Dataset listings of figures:
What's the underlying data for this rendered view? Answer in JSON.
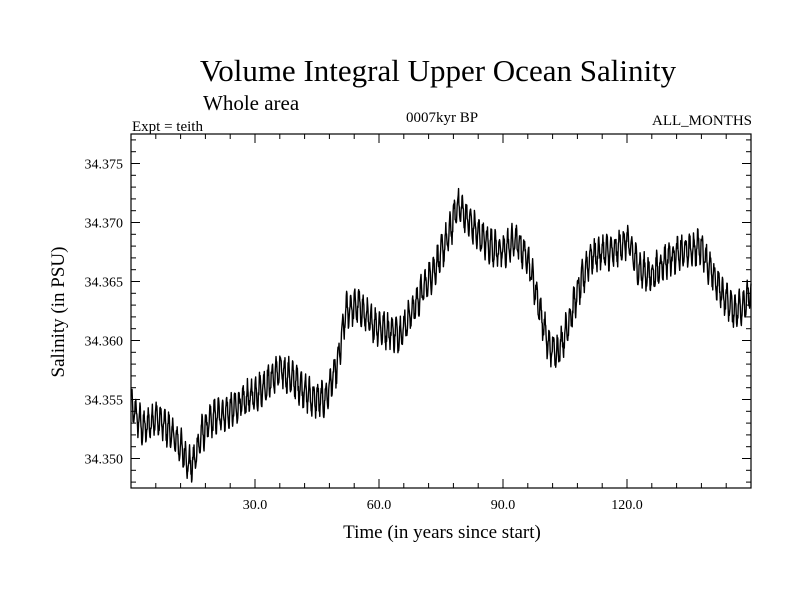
{
  "chart_data": {
    "type": "line",
    "title": "Volume Integral Upper Ocean Salinity",
    "subtitle": "Whole area",
    "annotations": {
      "experiment": "Expt = teith",
      "period": "0007kyr BP",
      "months": "ALL_MONTHS"
    },
    "xlabel": "Time (in years since start)",
    "ylabel": "Salinity (in PSU)",
    "xlim": [
      0,
      150
    ],
    "ylim": [
      34.3475,
      34.3775
    ],
    "xticks": [
      30,
      60,
      90,
      120
    ],
    "xtick_labels": [
      "30.0",
      "60.0",
      "90.0",
      "120.0"
    ],
    "yticks": [
      34.35,
      34.355,
      34.36,
      34.365,
      34.37,
      34.375
    ],
    "ytick_labels": [
      "34.350",
      "34.355",
      "34.360",
      "34.365",
      "34.370",
      "34.375"
    ],
    "grid": false,
    "series": [
      {
        "name": "Salinity",
        "color": "#000000",
        "trend": {
          "x": [
            0,
            3,
            6,
            9,
            12,
            14,
            15,
            17,
            20,
            24,
            28,
            32,
            36,
            40,
            44,
            47,
            50,
            52,
            55,
            58,
            61,
            65,
            68,
            71,
            74,
            77,
            79,
            81,
            84,
            87,
            90,
            93,
            96,
            99,
            101,
            103,
            105,
            108,
            111,
            114,
            117,
            120,
            123,
            126,
            130,
            134,
            138,
            140,
            143,
            146,
            148,
            150
          ],
          "y": [
            34.3545,
            34.3525,
            34.3535,
            34.3525,
            34.351,
            34.3495,
            34.3495,
            34.352,
            34.3535,
            34.354,
            34.355,
            34.356,
            34.3575,
            34.3565,
            34.355,
            34.355,
            34.358,
            34.3625,
            34.363,
            34.3615,
            34.361,
            34.3605,
            34.3625,
            34.3645,
            34.3665,
            34.369,
            34.3715,
            34.3705,
            34.369,
            34.368,
            34.3675,
            34.3685,
            34.367,
            34.3625,
            34.3595,
            34.359,
            34.3605,
            34.364,
            34.367,
            34.3675,
            34.3675,
            34.3685,
            34.366,
            34.3655,
            34.367,
            34.3675,
            34.368,
            34.366,
            34.364,
            34.3625,
            34.363,
            34.364
          ]
        },
        "monthly_amplitude": 0.0012
      }
    ]
  }
}
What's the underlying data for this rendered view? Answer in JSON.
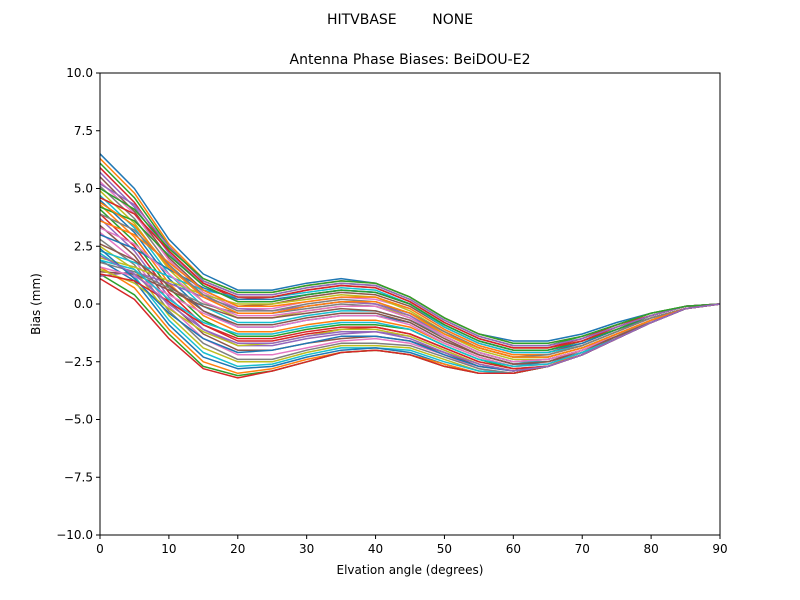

Written task ->
The entries above are to be returned exactly, without their pictures.

Correct result ->
What's the underlying data for this rendered view? Answer in JSON.
{
  "chart_data": {
    "type": "line",
    "title": "Volume Integral Upper Ocean Salinity",
    "subtitle": "Whole area",
    "annotations": {
      "experiment": "Expt = teith",
      "period": "0007kyr BP",
      "months": "ALL_MONTHS"
    },
    "xlabel": "Time (in years since start)",
    "ylabel": "Salinity (in PSU)",
    "xlim": [
      0,
      150
    ],
    "ylim": [
      34.3475,
      34.3775
    ],
    "xticks": [
      30,
      60,
      90,
      120
    ],
    "xtick_labels": [
      "30.0",
      "60.0",
      "90.0",
      "120.0"
    ],
    "yticks": [
      34.35,
      34.355,
      34.36,
      34.365,
      34.37,
      34.375
    ],
    "ytick_labels": [
      "34.350",
      "34.355",
      "34.360",
      "34.365",
      "34.370",
      "34.375"
    ],
    "grid": false,
    "series": [
      {
        "name": "Salinity",
        "color": "#000000",
        "trend": {
          "x": [
            0,
            3,
            6,
            9,
            12,
            14,
            15,
            17,
            20,
            24,
            28,
            32,
            36,
            40,
            44,
            47,
            50,
            52,
            55,
            58,
            61,
            65,
            68,
            71,
            74,
            77,
            79,
            81,
            84,
            87,
            90,
            93,
            96,
            99,
            101,
            103,
            105,
            108,
            111,
            114,
            117,
            120,
            123,
            126,
            130,
            134,
            138,
            140,
            143,
            146,
            148,
            150
          ],
          "y": [
            34.3545,
            34.3525,
            34.3535,
            34.3525,
            34.351,
            34.3495,
            34.3495,
            34.352,
            34.3535,
            34.354,
            34.355,
            34.356,
            34.3575,
            34.3565,
            34.355,
            34.355,
            34.358,
            34.3625,
            34.363,
            34.3615,
            34.361,
            34.3605,
            34.3625,
            34.3645,
            34.3665,
            34.369,
            34.3715,
            34.3705,
            34.369,
            34.368,
            34.3675,
            34.3685,
            34.367,
            34.3625,
            34.3595,
            34.359,
            34.3605,
            34.364,
            34.367,
            34.3675,
            34.3675,
            34.3685,
            34.366,
            34.3655,
            34.367,
            34.3675,
            34.368,
            34.366,
            34.364,
            34.3625,
            34.363,
            34.364
          ]
        },
        "monthly_amplitude": 0.0012
      }
    ]
  }
}
What's the underlying data for this rendered view? Answer in JSON.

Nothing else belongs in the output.